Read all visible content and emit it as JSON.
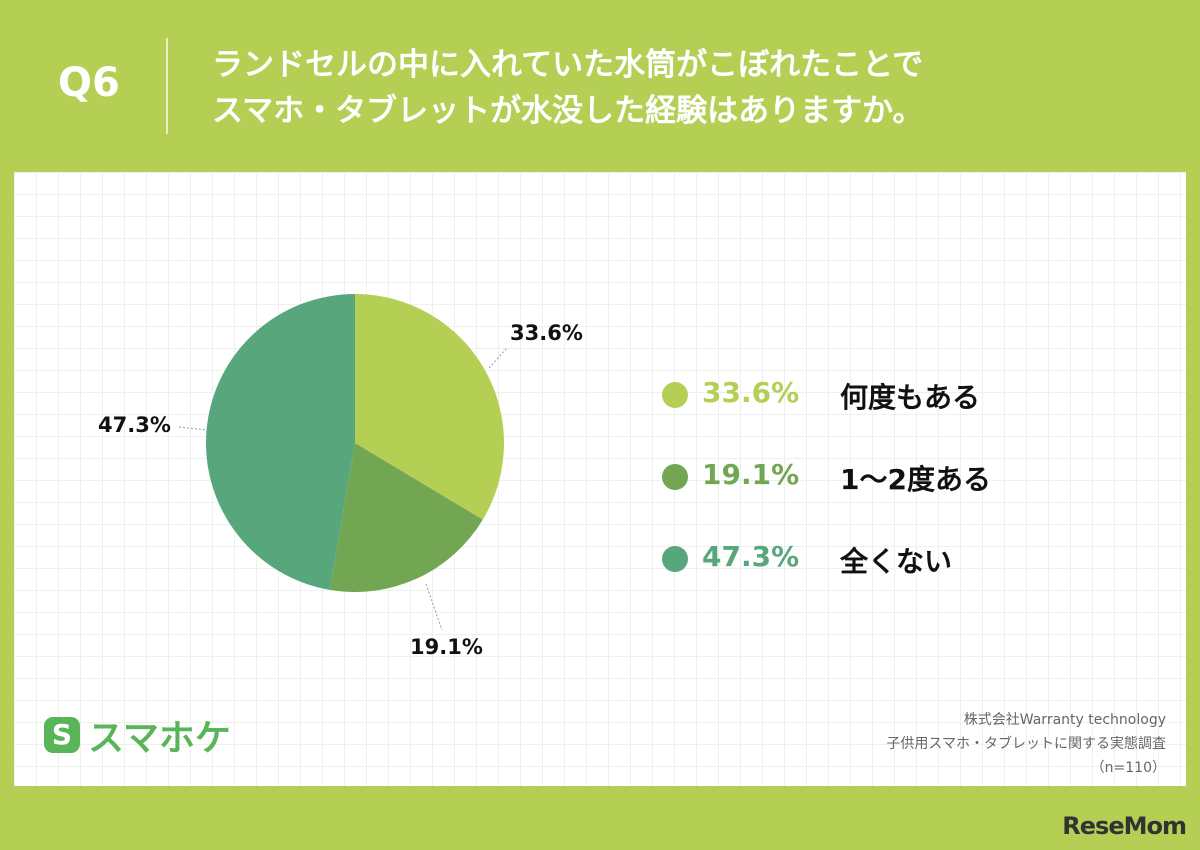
{
  "header": {
    "question_no": "Q6",
    "question_line1": "ランドセルの中に入れていた水筒がこぼれたことで",
    "question_line2": "スマホ・タブレットが水没した経験はありますか。"
  },
  "chart_data": {
    "type": "pie",
    "slices": [
      {
        "label": "何度もある",
        "value": 33.6,
        "display": "33.6%",
        "color": "#b5cf55"
      },
      {
        "label": "1〜2度ある",
        "value": 19.1,
        "display": "19.1%",
        "color": "#72a653"
      },
      {
        "label": "全くない",
        "value": 47.3,
        "display": "47.3%",
        "color": "#58a77c"
      }
    ],
    "legend_position": "right",
    "grid": false
  },
  "logo": {
    "mark": "S",
    "text": "スマホケ"
  },
  "source": {
    "line1": "株式会社Warranty technology",
    "line2": "子供用スマホ・タブレットに関する実態調査",
    "line3": "（n=110）"
  },
  "brand": "ReseMom"
}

══════════════════════════════

Work to complete
Which lines include the word "display"? List them all.

The solution
        "display": "33.6%",
        "display": "19.1%",
        "display": "47.3%",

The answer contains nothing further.